• Records for the task:
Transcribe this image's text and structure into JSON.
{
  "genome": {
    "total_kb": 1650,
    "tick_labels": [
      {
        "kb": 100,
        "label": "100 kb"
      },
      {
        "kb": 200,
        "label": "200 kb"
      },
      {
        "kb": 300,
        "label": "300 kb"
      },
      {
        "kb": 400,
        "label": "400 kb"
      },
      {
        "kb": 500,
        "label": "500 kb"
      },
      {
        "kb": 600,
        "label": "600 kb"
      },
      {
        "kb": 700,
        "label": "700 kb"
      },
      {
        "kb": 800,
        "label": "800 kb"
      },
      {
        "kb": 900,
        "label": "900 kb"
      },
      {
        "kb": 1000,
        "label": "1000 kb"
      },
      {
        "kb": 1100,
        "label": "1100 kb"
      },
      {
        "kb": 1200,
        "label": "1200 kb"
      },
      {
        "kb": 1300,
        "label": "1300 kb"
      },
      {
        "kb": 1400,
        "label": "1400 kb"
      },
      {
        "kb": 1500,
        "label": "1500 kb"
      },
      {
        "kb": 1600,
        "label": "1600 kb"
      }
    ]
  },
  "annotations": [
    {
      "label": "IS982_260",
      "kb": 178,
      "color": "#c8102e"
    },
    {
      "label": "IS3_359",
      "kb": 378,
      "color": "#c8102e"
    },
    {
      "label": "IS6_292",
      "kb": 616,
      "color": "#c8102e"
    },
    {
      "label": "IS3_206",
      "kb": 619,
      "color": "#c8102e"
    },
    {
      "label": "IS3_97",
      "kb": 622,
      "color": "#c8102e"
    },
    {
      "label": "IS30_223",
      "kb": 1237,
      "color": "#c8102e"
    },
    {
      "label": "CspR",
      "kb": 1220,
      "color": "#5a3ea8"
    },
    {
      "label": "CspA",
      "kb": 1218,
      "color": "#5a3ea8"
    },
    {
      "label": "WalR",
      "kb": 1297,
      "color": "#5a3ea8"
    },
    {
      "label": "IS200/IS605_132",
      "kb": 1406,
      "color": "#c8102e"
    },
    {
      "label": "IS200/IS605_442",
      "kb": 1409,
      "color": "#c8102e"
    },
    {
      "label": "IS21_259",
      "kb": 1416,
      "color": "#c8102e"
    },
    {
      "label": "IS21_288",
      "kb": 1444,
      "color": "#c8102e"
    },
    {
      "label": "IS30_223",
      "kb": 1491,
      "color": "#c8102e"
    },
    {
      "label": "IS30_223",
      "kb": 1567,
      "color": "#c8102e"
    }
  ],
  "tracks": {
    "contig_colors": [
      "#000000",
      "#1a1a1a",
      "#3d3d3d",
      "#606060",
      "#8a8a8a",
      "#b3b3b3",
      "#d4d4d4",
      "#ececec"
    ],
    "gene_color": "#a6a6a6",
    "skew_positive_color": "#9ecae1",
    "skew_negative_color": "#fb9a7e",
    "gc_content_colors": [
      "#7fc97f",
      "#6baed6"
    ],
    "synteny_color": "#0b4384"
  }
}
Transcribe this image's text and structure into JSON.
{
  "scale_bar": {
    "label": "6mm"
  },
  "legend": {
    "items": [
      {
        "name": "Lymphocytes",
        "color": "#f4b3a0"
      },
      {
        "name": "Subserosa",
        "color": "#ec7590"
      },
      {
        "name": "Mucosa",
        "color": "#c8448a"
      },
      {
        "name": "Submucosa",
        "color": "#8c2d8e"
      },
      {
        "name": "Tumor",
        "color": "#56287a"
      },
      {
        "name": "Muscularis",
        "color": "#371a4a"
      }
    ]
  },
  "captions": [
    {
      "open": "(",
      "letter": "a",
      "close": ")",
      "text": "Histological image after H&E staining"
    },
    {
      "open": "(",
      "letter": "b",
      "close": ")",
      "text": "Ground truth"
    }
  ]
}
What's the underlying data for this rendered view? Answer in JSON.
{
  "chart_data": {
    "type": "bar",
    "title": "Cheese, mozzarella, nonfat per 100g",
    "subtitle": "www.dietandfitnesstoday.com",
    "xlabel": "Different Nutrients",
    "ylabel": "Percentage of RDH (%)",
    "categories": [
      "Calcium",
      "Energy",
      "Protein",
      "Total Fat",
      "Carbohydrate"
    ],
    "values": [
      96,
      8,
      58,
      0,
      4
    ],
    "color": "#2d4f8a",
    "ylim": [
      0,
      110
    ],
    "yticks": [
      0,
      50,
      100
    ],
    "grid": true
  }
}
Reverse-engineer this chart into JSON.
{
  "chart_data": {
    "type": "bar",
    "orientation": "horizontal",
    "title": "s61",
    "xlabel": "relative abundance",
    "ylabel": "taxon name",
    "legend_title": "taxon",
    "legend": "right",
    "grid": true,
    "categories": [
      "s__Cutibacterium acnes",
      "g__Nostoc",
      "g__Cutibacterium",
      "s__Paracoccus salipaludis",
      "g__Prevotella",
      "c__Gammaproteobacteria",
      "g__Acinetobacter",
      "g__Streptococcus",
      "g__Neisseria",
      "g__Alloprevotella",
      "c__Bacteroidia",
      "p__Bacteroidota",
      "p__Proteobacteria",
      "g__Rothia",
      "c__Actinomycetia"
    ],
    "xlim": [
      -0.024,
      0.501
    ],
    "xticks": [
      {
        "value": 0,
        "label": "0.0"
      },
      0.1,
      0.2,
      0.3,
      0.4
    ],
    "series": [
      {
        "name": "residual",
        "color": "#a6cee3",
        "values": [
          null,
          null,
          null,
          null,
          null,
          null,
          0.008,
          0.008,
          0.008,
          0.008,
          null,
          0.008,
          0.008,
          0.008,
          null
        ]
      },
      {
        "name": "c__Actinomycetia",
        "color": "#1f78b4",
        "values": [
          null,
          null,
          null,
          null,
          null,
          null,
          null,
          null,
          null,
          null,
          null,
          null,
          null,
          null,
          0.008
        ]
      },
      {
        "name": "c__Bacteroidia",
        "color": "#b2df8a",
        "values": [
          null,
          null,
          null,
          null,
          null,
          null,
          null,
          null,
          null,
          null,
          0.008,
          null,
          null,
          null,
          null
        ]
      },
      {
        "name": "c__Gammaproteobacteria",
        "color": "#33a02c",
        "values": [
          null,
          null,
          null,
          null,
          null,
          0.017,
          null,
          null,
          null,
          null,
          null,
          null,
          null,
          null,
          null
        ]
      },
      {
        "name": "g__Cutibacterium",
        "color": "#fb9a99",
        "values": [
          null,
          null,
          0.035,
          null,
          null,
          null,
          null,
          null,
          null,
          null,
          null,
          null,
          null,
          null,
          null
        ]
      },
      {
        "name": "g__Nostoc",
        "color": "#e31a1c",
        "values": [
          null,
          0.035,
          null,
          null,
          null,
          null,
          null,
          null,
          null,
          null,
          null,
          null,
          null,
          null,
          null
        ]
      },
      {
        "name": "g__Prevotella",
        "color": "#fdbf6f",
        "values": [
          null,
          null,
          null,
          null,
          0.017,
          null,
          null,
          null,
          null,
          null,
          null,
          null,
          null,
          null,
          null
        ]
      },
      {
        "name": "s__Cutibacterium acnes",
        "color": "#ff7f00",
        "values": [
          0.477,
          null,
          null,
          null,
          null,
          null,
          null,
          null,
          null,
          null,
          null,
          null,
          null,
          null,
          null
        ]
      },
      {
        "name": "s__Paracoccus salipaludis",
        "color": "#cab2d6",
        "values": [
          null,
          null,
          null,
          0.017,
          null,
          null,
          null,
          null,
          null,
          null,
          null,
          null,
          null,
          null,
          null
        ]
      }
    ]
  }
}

• Exercise prompt: Show all lines from the data that contain "salipaludis".

• Exercise result:
      "s__Paracoccus salipaludis",
        "name": "s__Paracoccus salipaludis",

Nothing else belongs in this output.